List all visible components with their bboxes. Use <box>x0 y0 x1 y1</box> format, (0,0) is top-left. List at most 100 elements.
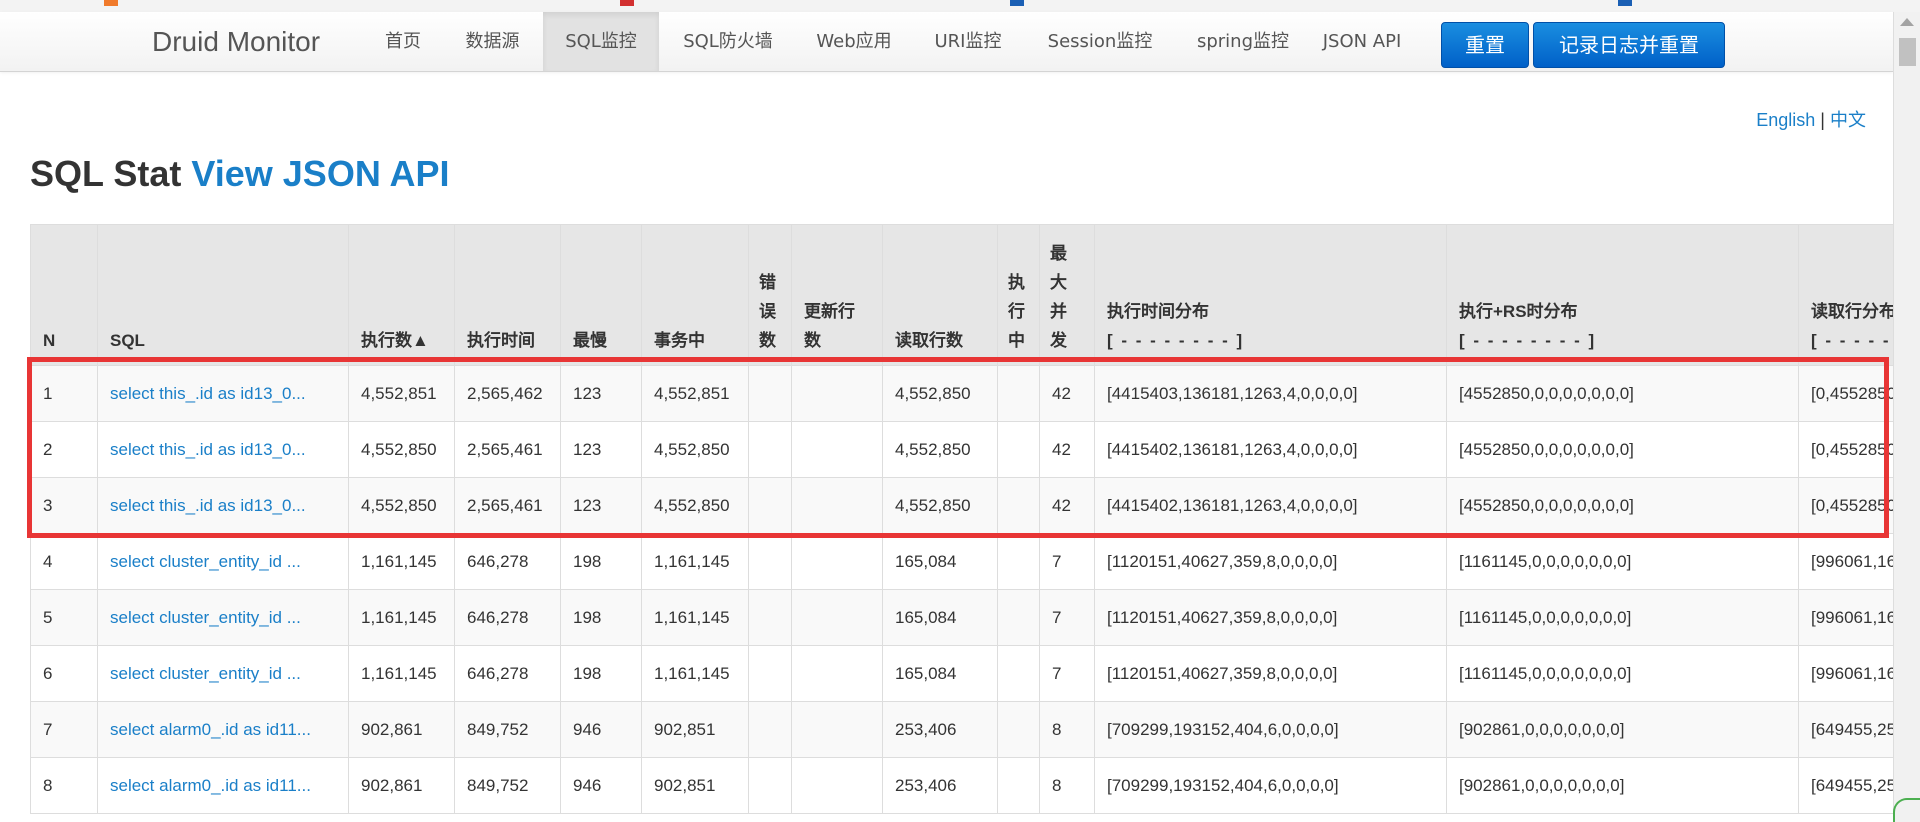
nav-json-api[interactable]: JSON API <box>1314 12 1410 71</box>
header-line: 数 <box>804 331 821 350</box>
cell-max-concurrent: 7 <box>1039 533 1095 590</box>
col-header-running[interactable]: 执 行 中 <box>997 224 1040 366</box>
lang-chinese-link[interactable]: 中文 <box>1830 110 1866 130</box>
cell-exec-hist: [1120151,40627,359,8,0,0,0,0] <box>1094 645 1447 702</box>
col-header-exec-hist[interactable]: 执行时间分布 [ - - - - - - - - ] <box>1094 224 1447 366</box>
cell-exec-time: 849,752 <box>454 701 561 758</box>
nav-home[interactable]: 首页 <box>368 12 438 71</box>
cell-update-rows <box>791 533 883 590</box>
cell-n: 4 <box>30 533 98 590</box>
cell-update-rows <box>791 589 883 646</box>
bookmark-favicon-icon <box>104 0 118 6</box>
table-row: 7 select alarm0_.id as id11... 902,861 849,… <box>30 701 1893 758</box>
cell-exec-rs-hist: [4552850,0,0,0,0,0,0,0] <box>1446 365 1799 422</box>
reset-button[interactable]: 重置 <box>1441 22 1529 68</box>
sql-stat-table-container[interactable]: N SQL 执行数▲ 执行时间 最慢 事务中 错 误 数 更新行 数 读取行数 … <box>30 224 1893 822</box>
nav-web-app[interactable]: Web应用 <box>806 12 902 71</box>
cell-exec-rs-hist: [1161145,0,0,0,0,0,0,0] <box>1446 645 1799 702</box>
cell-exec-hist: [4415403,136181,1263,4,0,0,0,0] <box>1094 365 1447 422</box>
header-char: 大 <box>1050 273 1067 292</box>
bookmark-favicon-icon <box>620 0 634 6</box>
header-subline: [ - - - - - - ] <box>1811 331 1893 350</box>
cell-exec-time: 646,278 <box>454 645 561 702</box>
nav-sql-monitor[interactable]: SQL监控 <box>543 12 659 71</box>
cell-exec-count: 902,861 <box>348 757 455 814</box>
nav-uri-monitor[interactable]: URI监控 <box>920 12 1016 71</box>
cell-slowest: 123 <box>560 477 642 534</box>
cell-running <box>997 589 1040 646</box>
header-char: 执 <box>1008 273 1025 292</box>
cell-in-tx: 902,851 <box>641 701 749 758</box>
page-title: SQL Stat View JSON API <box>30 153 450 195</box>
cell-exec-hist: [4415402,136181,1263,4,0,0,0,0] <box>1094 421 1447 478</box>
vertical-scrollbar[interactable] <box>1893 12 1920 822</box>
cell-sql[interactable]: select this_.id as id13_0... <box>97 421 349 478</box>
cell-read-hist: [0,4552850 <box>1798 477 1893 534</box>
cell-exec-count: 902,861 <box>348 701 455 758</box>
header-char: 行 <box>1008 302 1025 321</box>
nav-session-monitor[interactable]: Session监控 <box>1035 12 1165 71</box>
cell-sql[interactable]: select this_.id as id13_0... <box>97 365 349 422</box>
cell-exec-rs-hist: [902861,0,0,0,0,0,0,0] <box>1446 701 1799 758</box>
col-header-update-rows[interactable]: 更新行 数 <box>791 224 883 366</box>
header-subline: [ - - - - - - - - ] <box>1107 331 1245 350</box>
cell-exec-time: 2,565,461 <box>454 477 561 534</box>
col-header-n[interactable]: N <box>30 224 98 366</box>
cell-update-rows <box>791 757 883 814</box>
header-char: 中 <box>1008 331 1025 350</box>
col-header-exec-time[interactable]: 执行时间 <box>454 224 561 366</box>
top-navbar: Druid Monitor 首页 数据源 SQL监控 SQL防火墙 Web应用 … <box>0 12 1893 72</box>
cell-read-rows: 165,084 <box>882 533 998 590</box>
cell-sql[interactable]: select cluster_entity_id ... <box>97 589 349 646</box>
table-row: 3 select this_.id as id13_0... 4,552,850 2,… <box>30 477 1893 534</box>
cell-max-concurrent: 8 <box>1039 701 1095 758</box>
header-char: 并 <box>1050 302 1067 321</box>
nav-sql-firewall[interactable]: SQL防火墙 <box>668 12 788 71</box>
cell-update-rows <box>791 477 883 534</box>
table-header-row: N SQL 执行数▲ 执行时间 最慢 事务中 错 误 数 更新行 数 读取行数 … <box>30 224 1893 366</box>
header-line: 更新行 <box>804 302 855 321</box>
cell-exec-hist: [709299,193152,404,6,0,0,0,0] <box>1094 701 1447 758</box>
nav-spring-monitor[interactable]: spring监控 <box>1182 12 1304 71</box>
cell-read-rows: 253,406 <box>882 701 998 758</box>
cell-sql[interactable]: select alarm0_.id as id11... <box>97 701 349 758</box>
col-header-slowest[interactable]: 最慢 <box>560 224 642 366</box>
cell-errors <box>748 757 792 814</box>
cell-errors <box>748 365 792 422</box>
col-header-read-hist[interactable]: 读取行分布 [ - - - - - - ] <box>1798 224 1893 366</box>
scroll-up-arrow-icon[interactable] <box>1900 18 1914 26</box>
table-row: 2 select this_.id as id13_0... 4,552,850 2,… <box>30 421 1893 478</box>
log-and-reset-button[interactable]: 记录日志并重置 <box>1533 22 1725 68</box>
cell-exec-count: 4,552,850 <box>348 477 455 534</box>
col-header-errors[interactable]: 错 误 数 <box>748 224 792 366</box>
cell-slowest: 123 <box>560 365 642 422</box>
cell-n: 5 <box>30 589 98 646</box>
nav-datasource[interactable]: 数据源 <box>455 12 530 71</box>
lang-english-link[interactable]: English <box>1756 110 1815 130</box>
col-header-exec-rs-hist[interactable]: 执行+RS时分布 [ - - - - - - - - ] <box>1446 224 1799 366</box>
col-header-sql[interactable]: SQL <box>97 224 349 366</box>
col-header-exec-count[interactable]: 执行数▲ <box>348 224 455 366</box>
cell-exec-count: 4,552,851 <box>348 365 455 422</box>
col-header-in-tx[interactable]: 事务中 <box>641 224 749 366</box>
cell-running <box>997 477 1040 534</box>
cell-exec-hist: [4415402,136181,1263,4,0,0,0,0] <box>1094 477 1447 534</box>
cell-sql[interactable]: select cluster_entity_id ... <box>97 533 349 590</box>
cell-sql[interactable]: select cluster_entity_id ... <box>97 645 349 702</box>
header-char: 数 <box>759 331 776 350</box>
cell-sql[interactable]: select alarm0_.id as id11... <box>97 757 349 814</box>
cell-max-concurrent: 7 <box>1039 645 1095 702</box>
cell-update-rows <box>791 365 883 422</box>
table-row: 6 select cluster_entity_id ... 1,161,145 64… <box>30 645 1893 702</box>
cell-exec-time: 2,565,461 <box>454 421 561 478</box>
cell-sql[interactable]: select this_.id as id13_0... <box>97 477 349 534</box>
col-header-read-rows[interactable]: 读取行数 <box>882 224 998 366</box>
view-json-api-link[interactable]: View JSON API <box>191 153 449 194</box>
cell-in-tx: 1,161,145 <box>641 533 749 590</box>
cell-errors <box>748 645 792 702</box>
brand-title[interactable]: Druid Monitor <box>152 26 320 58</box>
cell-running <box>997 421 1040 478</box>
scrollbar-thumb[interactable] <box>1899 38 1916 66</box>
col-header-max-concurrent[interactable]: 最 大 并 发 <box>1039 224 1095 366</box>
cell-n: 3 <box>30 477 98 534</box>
++++++++++++++++++++
What is required.
Could you rewrite only the lines from the line with "nav-json-api[interactable]: JSON API" up to and including the line with "header-char: 执 <box>1008 273 1025 292</box>", putting "cell-execution-time" in place of "cell-exec-time" and leaving everything else unchanged?

Right answer.
nav-json-api[interactable]: JSON API <box>1314 12 1410 71</box>
header-line: 数 <box>804 331 821 350</box>
cell-max-concurrent: 7 <box>1039 533 1095 590</box>
col-header-running[interactable]: 执 行 中 <box>997 224 1040 366</box>
lang-chinese-link[interactable]: 中文 <box>1830 110 1866 130</box>
cell-exec-hist: [1120151,40627,359,8,0,0,0,0] <box>1094 645 1447 702</box>
col-header-exec-hist[interactable]: 执行时间分布 [ - - - - - - - - ] <box>1094 224 1447 366</box>
cell-execution-time: 849,752 <box>454 701 561 758</box>
nav-home[interactable]: 首页 <box>368 12 438 71</box>
cell-update-rows <box>791 533 883 590</box>
cell-n: 4 <box>30 533 98 590</box>
cell-update-rows <box>791 589 883 646</box>
bookmark-favicon-icon <box>104 0 118 6</box>
table-row: 7 select alarm0_.id as id11... 902,861 849,… <box>30 701 1893 758</box>
cell-exec-rs-hist: [4552850,0,0,0,0,0,0,0] <box>1446 365 1799 422</box>
reset-button[interactable]: 重置 <box>1441 22 1529 68</box>
sql-stat-table-container[interactable]: N SQL 执行数▲ 执行时间 最慢 事务中 错 误 数 更新行 数 读取行数 … <box>30 224 1893 822</box>
nav-web-app[interactable]: Web应用 <box>806 12 902 71</box>
cell-exec-rs-hist: [1161145,0,0,0,0,0,0,0] <box>1446 645 1799 702</box>
cell-exec-hist: [4415403,136181,1263,4,0,0,0,0] <box>1094 365 1447 422</box>
header-char: 大 <box>1050 273 1067 292</box>
bookmark-favicon-icon <box>620 0 634 6</box>
header-subline: [ - - - - - - ] <box>1811 331 1893 350</box>
cell-execution-time: 646,278 <box>454 645 561 702</box>
nav-sql-monitor[interactable]: SQL监控 <box>543 12 659 71</box>
cell-exec-count: 902,861 <box>348 757 455 814</box>
nav-uri-monitor[interactable]: URI监控 <box>920 12 1016 71</box>
cell-slowest: 123 <box>560 477 642 534</box>
cell-running <box>997 589 1040 646</box>
header-char: 执 <box>1008 273 1025 292</box>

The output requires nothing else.